(Records from a collection)
^^^^^^^^^^^^^^^^

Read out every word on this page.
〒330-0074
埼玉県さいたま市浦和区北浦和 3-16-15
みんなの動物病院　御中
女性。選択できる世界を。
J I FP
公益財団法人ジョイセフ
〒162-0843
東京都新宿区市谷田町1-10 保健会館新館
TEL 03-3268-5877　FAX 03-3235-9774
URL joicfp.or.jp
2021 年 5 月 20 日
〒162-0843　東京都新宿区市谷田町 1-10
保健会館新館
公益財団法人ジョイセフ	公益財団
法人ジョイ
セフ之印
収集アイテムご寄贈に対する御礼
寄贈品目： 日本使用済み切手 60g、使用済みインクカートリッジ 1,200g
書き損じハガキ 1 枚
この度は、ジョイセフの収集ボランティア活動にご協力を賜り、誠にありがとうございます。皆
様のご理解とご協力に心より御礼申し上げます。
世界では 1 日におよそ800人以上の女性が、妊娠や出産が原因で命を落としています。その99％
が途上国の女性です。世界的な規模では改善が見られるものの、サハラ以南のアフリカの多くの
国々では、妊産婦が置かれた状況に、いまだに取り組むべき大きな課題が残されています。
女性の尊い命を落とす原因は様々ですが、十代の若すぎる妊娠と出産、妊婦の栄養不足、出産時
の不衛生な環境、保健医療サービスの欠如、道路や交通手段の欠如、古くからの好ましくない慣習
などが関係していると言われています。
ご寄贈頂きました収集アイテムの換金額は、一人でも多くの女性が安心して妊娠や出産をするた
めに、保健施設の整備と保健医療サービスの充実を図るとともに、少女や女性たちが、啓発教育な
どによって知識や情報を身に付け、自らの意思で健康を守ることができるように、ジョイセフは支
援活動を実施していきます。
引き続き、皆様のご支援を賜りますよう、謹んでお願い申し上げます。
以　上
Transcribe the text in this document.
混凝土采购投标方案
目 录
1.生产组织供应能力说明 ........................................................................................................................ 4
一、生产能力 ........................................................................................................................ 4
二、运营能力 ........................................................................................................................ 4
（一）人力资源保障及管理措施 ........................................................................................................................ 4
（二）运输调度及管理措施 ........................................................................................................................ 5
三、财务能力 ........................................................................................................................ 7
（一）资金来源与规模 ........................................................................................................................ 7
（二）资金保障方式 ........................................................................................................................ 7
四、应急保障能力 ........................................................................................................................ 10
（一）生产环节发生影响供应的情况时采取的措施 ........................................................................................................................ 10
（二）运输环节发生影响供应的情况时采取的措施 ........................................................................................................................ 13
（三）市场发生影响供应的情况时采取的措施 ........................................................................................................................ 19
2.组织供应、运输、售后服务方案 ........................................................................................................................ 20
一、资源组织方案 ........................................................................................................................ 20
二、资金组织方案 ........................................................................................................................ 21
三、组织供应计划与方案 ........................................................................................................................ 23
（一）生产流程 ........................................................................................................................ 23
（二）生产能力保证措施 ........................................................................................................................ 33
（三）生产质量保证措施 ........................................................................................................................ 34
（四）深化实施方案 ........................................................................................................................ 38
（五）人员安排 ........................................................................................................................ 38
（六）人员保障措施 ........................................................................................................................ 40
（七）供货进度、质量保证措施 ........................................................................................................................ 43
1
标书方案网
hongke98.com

^^^^^^^^^^^^^^^^

=== The problem ===
Report the number of lines holding the string "this", without any other words.

=== Correct output ===
2